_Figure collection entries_

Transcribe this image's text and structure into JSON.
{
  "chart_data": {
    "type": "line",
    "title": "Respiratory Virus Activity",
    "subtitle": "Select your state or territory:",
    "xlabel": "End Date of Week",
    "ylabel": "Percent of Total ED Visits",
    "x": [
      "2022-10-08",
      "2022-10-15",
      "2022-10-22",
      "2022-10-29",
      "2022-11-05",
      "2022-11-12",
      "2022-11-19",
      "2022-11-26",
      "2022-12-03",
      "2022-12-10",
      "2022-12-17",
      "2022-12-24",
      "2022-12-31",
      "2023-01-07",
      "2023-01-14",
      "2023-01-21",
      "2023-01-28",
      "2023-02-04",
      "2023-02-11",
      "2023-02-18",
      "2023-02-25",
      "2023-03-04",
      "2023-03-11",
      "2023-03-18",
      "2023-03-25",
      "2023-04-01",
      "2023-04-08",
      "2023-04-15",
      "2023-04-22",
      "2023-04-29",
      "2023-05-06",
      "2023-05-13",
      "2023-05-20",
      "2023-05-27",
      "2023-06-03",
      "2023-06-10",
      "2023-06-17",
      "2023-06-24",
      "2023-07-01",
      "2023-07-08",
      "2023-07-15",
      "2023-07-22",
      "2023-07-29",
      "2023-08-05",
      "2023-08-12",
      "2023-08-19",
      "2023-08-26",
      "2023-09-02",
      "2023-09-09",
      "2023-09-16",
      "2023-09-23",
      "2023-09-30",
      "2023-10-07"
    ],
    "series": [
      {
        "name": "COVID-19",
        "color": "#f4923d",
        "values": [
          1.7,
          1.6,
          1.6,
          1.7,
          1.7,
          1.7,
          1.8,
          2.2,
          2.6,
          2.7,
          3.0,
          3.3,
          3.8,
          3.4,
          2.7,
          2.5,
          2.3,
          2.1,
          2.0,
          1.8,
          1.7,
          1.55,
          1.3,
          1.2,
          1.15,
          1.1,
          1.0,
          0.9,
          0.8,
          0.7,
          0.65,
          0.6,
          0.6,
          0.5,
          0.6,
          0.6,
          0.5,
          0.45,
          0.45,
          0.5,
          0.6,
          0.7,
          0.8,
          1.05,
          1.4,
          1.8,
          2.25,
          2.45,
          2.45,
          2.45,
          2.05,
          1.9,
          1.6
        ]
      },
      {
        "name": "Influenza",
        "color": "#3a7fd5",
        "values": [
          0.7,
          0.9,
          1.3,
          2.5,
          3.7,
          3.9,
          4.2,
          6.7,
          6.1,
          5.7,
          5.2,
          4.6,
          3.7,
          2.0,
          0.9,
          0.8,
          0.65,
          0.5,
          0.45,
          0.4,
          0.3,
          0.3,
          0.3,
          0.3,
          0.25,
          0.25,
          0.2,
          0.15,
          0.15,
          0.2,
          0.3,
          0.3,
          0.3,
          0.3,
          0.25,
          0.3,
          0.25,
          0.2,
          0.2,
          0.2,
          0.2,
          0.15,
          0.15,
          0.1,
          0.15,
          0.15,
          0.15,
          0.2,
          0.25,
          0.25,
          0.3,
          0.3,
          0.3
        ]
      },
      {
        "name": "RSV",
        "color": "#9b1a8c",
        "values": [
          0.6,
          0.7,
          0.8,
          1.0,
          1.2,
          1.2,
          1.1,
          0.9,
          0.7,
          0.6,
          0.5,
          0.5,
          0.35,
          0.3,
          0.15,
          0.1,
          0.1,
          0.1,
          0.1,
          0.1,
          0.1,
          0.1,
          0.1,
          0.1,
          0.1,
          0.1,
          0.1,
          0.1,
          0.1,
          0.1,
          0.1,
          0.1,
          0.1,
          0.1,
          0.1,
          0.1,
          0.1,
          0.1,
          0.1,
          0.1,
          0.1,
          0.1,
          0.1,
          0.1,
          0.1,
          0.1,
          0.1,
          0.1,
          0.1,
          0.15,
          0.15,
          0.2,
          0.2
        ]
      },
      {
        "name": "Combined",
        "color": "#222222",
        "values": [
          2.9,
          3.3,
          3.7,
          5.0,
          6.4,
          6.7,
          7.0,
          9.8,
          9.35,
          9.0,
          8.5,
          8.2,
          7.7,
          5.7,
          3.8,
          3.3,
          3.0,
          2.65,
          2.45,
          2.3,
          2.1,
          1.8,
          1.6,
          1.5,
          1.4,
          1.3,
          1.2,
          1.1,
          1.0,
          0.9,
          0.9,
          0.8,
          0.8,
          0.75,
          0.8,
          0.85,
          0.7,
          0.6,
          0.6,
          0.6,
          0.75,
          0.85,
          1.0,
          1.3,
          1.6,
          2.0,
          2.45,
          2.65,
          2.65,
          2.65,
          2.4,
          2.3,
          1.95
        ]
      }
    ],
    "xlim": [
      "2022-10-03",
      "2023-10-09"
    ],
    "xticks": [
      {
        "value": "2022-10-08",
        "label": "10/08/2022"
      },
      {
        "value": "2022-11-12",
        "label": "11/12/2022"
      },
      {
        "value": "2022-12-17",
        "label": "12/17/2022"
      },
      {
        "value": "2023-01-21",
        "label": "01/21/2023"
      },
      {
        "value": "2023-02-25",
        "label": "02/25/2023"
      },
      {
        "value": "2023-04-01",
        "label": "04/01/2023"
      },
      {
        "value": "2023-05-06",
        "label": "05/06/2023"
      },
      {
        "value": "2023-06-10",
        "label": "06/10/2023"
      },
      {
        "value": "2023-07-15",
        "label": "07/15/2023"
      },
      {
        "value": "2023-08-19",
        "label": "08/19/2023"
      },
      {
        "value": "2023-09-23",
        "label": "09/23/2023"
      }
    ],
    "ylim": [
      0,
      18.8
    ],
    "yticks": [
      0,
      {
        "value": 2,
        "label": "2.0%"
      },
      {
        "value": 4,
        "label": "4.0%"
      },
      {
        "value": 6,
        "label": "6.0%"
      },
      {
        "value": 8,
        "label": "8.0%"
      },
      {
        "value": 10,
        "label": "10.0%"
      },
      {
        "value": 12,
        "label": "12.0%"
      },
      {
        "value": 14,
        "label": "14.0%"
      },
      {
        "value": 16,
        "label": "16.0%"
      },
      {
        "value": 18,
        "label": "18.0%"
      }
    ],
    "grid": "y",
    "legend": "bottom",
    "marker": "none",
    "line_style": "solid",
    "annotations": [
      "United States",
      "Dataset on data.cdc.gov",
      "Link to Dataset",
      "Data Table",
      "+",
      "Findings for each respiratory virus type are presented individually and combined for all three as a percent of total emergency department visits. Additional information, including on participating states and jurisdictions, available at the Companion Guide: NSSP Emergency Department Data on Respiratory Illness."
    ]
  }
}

_Required action_
When a line of the records has the word "color", pick it out and copy it.

_Response area_
        "color": "#f4923d",
        "color": "#3a7fd5",
        "color": "#9b1a8c",
        "color": "#222222",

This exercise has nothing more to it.